▸ TO BE DONE
Every line from the one that holds "Extract all readable text from this page." through the final line should be returned exactly. Omit the pictures.

-- Begin --

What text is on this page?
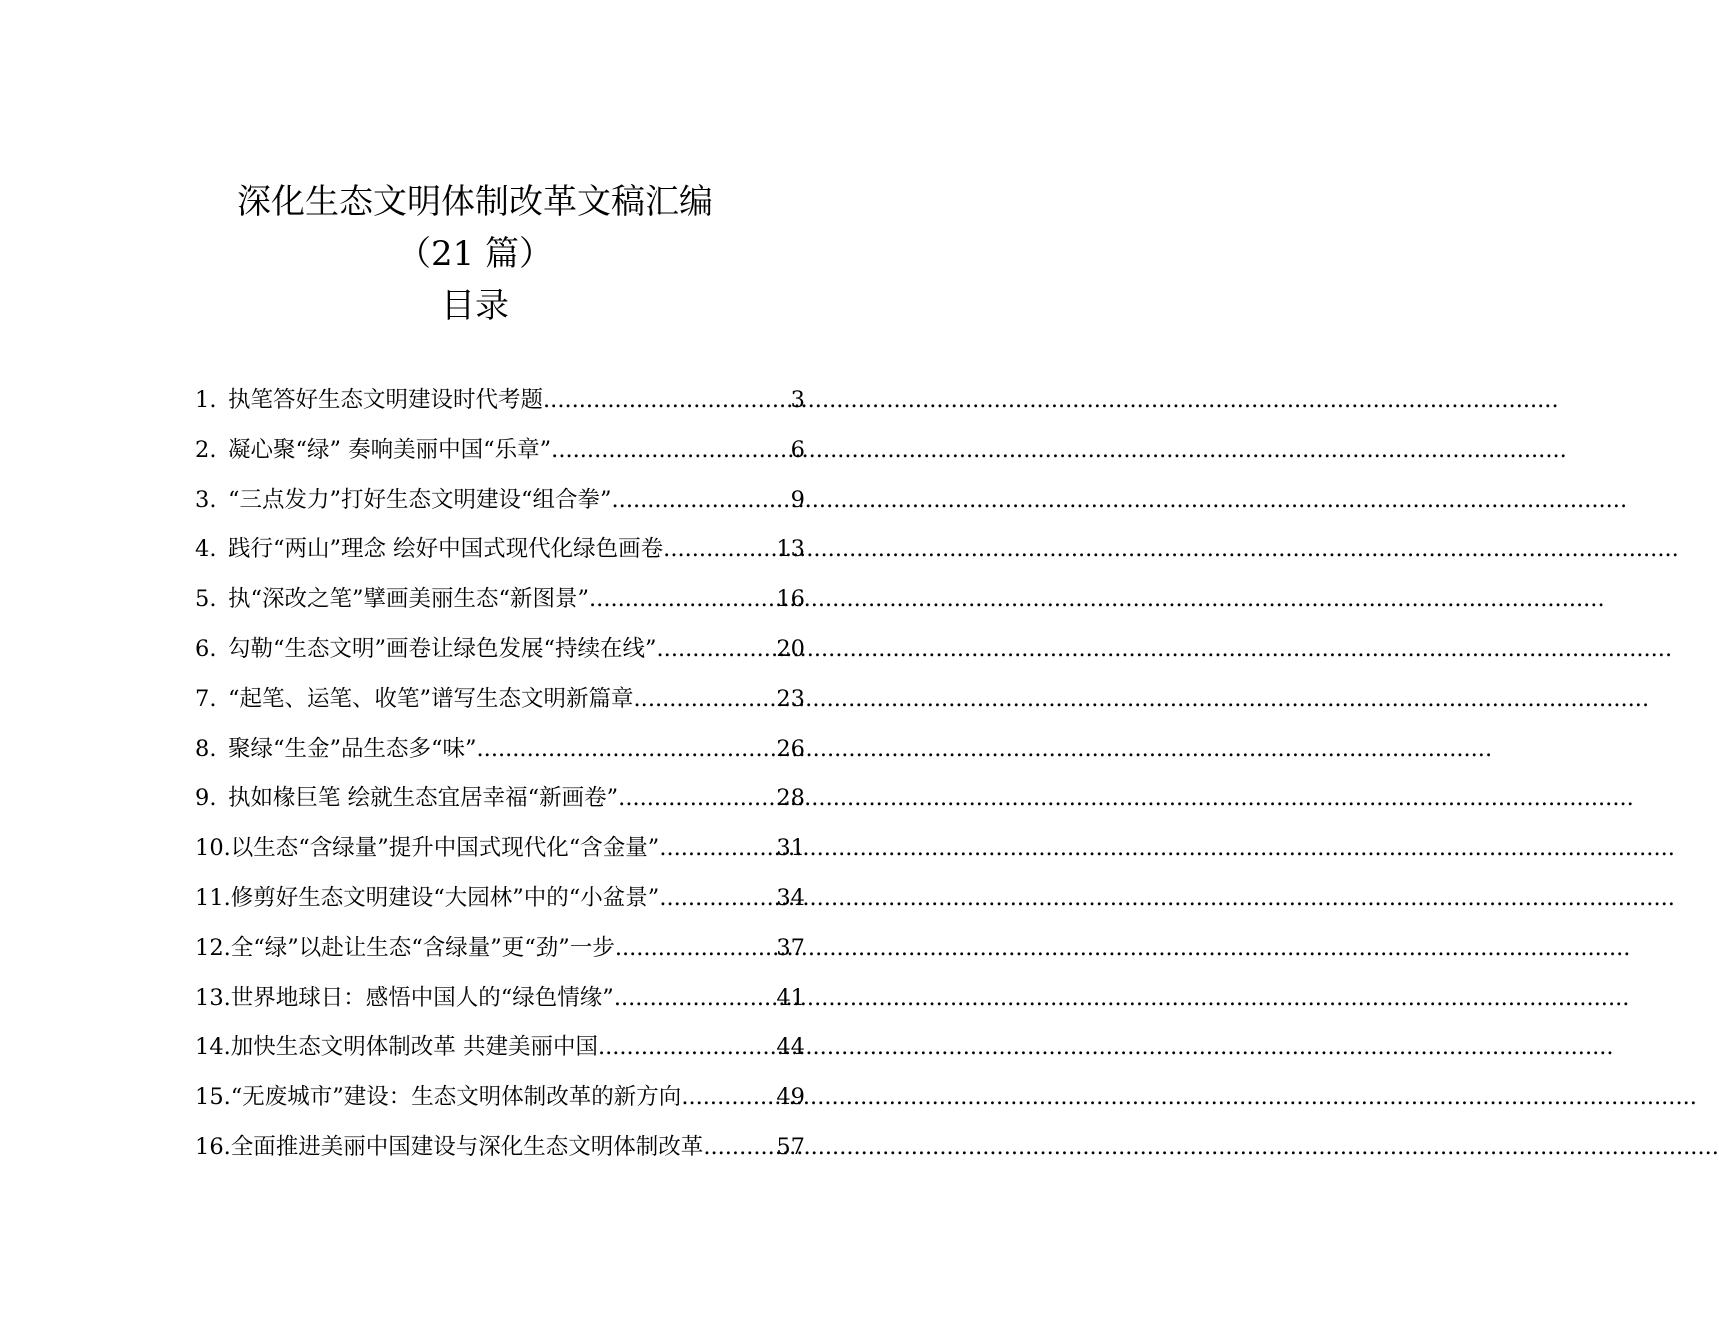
深化生态文明体制改革文稿汇编
（21 篇）
目录
1. 执笔答好生态文明建设时代考题 .....	3
2. 凝心聚“绿” 奏响美丽中国“乐章” .....	6
3. “三点发力”打好生态文明建设“组合拳” .....	9
4. 践行“两山”理念 绘好中国式现代化绿色画卷 .....	13
5. 执“深改之笔”擘画美丽生态“新图景” .....	16
6. 勾勒“生态文明”画卷让绿色发展“持续在线” .....	20
7. “起笔、运笔、收笔”谱写生态文明新篇章 .....	23
8. 聚绿“生金”品生态多“味” .....	26
9. 执如椽巨笔 绘就生态宜居幸福“新画卷” .....	28
10. 以生态“含绿量”提升中国式现代化“含金量” .....	31
11. 修剪好生态文明建设“大园林”中的“小盆景” .....	34
12. 全“绿”以赴让生态“含绿量”更“劲”一步 .....	37
13. 世界地球日：感悟中国人的“绿色情缘” .....	41
14. 加快生态文明体制改革 共建美丽中国 .....	44
15. “无废城市”建设：生态文明体制改革的新方向 .....	49
16. 全面推进美丽中国建设与深化生态文明体制改革 .....	57
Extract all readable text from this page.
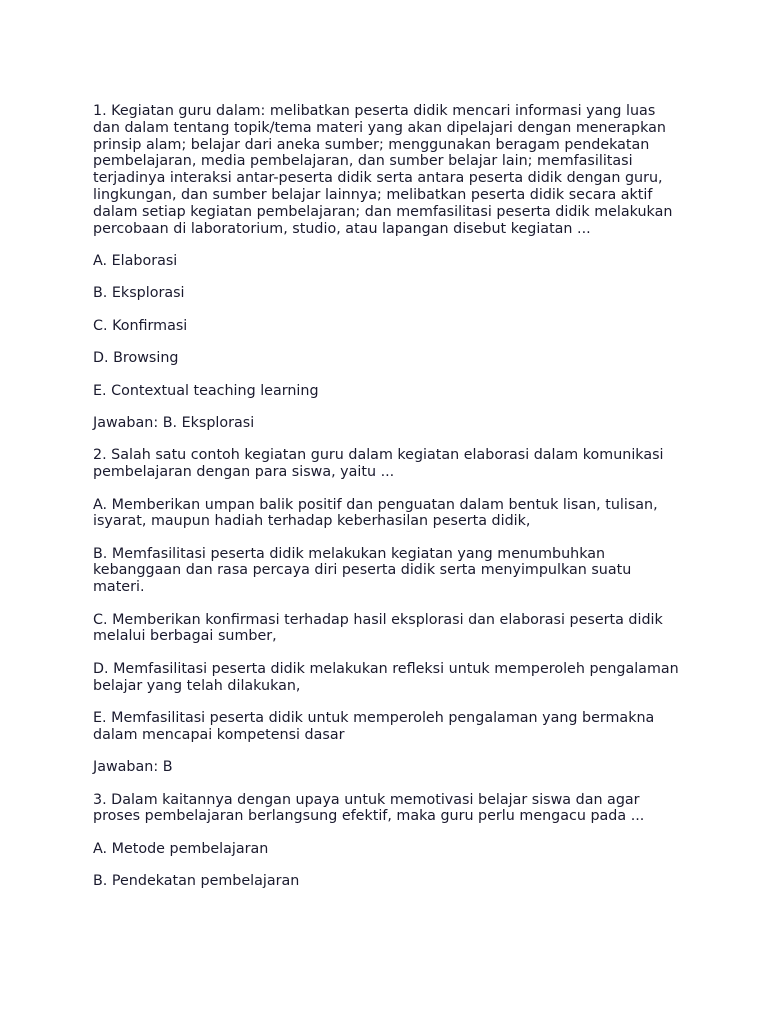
1. Kegiatan guru dalam: melibatkan peserta didik mencari informasi yang luas dan dalam tentang topik/tema materi yang akan dipelajari dengan menerapkan prinsip alam; belajar dari aneka sumber; menggunakan beragam pendekatan pembelajaran, media pembelajaran, dan sumber belajar lain; memfasilitasi terjadinya interaksi antar-peserta didik serta antara peserta didik dengan guru, lingkungan, dan sumber belajar lainnya; melibatkan peserta didik secara aktif dalam setiap kegiatan pembelajaran; dan memfasilitasi peserta didik melakukan percobaan di laboratorium, studio, atau lapangan disebut kegiatan ...

A. Elaborasi

B. Eksplorasi

C. Konfirmasi

D. Browsing

E. Contextual teaching learning

Jawaban: B. Eksplorasi

2. Salah satu contoh kegiatan guru dalam kegiatan elaborasi dalam komunikasi pembelajaran dengan para siswa, yaitu ...

A. Memberikan umpan balik positif dan penguatan dalam bentuk lisan, tulisan, isyarat, maupun hadiah terhadap keberhasilan peserta didik,

B. Memfasilitasi peserta didik melakukan kegiatan yang menumbuhkan kebanggaan dan rasa percaya diri peserta didik serta menyimpulkan suatu materi.

C. Memberikan konfirmasi terhadap hasil eksplorasi dan elaborasi peserta didik melalui berbagai sumber,

D. Memfasilitasi peserta didik melakukan refleksi untuk memperoleh pengalaman belajar yang telah dilakukan,

E. Memfasilitasi peserta didik untuk memperoleh pengalaman yang bermakna dalam mencapai kompetensi dasar

Jawaban: B

3. Dalam kaitannya dengan upaya untuk memotivasi belajar siswa dan agar proses pembelajaran berlangsung efektif, maka guru perlu mengacu pada ...

A. Metode pembelajaran

B. Pendekatan pembelajaran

-- End --

▸ SOLUTION TO THIS PROBLEM
Extract all readable text from this page.
1. Kegiatan guru dalam: melibatkan peserta didik mencari informasi yang luas dan dalam tentang topik/tema materi yang akan dipelajari dengan menerapkan prinsip alam; belajar dari aneka sumber; menggunakan beragam pendekatan pembelajaran, media pembelajaran, dan sumber belajar lain; memfasilitasi terjadinya interaksi antar-peserta didik serta antara peserta didik dengan guru, lingkungan, dan sumber belajar lainnya; melibatkan peserta didik secara aktif dalam setiap kegiatan pembelajaran; dan memfasilitasi peserta didik melakukan percobaan di laboratorium, studio, atau lapangan disebut kegiatan ...

A. Elaborasi

B. Eksplorasi

C. Konfirmasi

D. Browsing

E. Contextual teaching learning

Jawaban: B. Eksplorasi

2. Salah satu contoh kegiatan guru dalam kegiatan elaborasi dalam komunikasi pembelajaran dengan para siswa, yaitu ...

A. Memberikan umpan balik positif dan penguatan dalam bentuk lisan, tulisan, isyarat, maupun hadiah terhadap keberhasilan peserta didik,

B. Memfasilitasi peserta didik melakukan kegiatan yang menumbuhkan kebanggaan dan rasa percaya diri peserta didik serta menyimpulkan suatu materi.

C. Memberikan konfirmasi terhadap hasil eksplorasi dan elaborasi peserta didik melalui berbagai sumber,

D. Memfasilitasi peserta didik melakukan refleksi untuk memperoleh pengalaman belajar yang telah dilakukan,

E. Memfasilitasi peserta didik untuk memperoleh pengalaman yang bermakna dalam mencapai kompetensi dasar

Jawaban: B

3. Dalam kaitannya dengan upaya untuk memotivasi belajar siswa dan agar proses pembelajaran berlangsung efektif, maka guru perlu mengacu pada ...

A. Metode pembelajaran

B. Pendekatan pembelajaran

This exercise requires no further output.